%%
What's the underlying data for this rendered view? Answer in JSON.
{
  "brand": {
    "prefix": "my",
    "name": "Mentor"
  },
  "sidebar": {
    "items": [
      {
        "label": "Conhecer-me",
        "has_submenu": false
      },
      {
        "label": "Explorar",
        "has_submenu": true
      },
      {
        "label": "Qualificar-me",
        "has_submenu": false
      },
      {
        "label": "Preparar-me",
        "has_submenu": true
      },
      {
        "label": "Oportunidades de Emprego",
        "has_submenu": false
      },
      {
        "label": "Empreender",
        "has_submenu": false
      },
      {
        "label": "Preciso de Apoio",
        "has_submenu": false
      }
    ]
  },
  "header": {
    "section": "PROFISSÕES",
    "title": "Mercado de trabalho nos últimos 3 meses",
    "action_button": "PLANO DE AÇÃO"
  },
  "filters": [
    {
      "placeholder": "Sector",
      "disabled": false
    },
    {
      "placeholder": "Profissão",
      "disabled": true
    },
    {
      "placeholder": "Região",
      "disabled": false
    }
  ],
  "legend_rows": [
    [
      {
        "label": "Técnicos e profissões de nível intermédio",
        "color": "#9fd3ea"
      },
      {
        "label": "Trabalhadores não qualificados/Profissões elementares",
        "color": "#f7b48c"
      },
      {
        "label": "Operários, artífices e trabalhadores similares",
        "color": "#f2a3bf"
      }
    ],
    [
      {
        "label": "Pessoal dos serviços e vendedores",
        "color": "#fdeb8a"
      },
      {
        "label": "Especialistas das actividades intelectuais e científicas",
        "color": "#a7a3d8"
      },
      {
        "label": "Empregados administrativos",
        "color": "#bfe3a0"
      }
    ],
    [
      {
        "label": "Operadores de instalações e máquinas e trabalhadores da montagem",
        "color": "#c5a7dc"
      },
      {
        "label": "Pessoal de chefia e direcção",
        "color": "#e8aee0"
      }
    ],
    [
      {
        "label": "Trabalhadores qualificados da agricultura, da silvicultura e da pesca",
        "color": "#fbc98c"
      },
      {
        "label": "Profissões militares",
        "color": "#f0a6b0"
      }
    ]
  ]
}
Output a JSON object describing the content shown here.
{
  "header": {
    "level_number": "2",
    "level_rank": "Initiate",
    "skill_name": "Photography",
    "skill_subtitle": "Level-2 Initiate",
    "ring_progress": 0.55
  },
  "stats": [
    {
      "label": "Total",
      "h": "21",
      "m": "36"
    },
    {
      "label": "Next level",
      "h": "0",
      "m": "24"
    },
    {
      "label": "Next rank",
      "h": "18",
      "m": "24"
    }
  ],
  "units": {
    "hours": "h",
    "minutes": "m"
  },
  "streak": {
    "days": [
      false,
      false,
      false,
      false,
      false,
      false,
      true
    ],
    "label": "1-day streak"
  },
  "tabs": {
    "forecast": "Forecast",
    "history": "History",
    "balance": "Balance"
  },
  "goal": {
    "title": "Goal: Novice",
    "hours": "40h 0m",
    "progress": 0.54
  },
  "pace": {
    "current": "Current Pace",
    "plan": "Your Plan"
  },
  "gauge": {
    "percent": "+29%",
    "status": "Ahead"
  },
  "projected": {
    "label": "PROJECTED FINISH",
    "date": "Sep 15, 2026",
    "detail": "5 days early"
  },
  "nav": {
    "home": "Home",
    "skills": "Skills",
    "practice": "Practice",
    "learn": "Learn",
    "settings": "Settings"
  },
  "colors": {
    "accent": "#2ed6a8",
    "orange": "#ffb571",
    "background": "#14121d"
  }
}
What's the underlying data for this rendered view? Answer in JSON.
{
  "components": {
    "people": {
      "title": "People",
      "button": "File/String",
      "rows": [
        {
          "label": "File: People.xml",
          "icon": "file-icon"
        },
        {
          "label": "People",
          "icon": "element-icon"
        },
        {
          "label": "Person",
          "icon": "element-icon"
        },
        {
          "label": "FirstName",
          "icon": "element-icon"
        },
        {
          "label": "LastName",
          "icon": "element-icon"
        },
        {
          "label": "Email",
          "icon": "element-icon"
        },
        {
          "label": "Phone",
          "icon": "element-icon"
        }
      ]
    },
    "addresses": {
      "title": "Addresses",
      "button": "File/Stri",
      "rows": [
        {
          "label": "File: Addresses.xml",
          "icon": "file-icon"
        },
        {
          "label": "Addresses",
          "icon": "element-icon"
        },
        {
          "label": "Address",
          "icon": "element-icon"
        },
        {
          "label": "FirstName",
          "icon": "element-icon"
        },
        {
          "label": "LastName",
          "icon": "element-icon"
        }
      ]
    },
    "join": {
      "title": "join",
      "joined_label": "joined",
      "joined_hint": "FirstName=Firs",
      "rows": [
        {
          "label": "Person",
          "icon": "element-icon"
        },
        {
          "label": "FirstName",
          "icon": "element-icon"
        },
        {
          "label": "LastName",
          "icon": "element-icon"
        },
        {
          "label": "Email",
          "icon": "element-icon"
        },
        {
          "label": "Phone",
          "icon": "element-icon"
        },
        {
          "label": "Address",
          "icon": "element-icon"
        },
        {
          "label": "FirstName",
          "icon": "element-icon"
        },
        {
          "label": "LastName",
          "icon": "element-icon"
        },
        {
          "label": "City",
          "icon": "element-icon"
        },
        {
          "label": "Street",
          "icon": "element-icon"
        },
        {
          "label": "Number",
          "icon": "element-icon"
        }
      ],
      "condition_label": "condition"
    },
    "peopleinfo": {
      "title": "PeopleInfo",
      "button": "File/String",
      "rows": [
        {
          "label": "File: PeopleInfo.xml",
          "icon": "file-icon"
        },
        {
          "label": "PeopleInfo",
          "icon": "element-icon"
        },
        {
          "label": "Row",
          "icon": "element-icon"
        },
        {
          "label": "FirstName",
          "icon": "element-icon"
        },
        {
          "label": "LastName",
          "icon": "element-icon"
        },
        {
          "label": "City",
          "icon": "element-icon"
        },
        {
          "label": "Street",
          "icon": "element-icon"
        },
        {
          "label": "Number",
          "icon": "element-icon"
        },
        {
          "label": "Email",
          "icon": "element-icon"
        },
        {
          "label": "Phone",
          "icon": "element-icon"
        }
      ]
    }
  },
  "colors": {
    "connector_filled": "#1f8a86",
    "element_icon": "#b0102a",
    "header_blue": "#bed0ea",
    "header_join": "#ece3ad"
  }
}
%%
In the entries above, how many lines hold the word "Initiate"? State the number and nothing else.

2